Task =
Copy each line of the listing below exactly.

Extracted entries =
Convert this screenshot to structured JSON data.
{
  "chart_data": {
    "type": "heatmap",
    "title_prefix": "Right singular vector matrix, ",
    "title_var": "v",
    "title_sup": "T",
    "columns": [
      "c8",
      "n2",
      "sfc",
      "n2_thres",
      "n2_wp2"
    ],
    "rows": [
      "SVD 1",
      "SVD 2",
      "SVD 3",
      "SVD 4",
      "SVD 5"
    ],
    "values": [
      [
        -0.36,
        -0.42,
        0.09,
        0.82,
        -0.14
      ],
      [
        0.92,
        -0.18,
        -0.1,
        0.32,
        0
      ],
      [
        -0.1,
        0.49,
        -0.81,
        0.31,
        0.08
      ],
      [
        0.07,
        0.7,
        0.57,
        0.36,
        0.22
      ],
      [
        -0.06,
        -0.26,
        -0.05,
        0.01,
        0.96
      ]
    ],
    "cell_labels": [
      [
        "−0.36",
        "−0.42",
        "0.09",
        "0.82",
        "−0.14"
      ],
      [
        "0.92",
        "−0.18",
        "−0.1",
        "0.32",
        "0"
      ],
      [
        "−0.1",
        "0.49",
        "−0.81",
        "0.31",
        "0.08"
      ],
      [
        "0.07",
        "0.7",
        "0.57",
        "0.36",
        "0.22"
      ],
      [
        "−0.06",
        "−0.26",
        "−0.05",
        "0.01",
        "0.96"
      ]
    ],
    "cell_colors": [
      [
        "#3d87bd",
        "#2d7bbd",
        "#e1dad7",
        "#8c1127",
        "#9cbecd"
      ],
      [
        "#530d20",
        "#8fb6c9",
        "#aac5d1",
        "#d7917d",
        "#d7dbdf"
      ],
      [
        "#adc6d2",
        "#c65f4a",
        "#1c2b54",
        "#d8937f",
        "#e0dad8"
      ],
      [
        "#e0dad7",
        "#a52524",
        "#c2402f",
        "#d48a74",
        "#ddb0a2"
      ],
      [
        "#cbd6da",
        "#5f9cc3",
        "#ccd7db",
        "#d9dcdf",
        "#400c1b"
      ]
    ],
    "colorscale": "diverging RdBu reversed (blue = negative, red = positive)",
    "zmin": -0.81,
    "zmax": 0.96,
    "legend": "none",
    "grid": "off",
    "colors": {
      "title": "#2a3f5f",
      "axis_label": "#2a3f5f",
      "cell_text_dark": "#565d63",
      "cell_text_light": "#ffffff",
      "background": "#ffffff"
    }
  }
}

Output for this exercise =
Convert this screenshot to structured JSON data.
{
  "chart_data": {
    "type": "heatmap",
    "title_prefix": "Right singular vector matrix, ",
    "title_var": "v",
    "title_sup": "T",
    "columns": [
      "c8",
      "n2",
      "sfc",
      "n2_thres",
      "n2_wp2"
    ],
    "rows": [
      "SVD 1",
      "SVD 2",
      "SVD 3",
      "SVD 4",
      "SVD 5"
    ],
    "values": [
      [
        -0.36,
        -0.42,
        0.09,
        0.82,
        -0.14
      ],
      [
        0.92,
        -0.18,
        -0.1,
        0.32,
        0
      ],
      [
        -0.1,
        0.49,
        -0.81,
        0.31,
        0.08
      ],
      [
        0.07,
        0.7,
        0.57,
        0.36,
        0.22
      ],
      [
        -0.06,
        -0.26,
        -0.05,
        0.01,
        0.96
      ]
    ],
    "cell_labels": [
      [
        "−0.36",
        "−0.42",
        "0.09",
        "0.82",
        "−0.14"
      ],
      [
        "0.92",
        "−0.18",
        "−0.1",
        "0.32",
        "0"
      ],
      [
        "−0.1",
        "0.49",
        "−0.81",
        "0.31",
        "0.08"
      ],
      [
        "0.07",
        "0.7",
        "0.57",
        "0.36",
        "0.22"
      ],
      [
        "−0.06",
        "−0.26",
        "−0.05",
        "0.01",
        "0.96"
      ]
    ],
    "cell_colors": [
      [
        "#3d87bd",
        "#2d7bbd",
        "#e1dad7",
        "#8c1127",
        "#9cbecd"
      ],
      [
        "#530d20",
        "#8fb6c9",
        "#aac5d1",
        "#d7917d",
        "#d7dbdf"
      ],
      [
        "#adc6d2",
        "#c65f4a",
        "#1c2b54",
        "#d8937f",
        "#e0dad8"
      ],
      [
        "#e0dad7",
        "#a52524",
        "#c2402f",
        "#d48a74",
        "#ddb0a2"
      ],
      [
        "#cbd6da",
        "#5f9cc3",
        "#ccd7db",
        "#d9dcdf",
        "#400c1b"
      ]
    ],
    "colorscale": "diverging RdBu reversed (blue = negative, red = positive)",
    "zmin": -0.81,
    "zmax": 0.96,
    "legend": "none",
    "grid": "off",
    "colors": {
      "title": "#2a3f5f",
      "axis_label": "#2a3f5f",
      "cell_text_dark": "#565d63",
      "cell_text_light": "#ffffff",
      "background": "#ffffff"
    }
  }
}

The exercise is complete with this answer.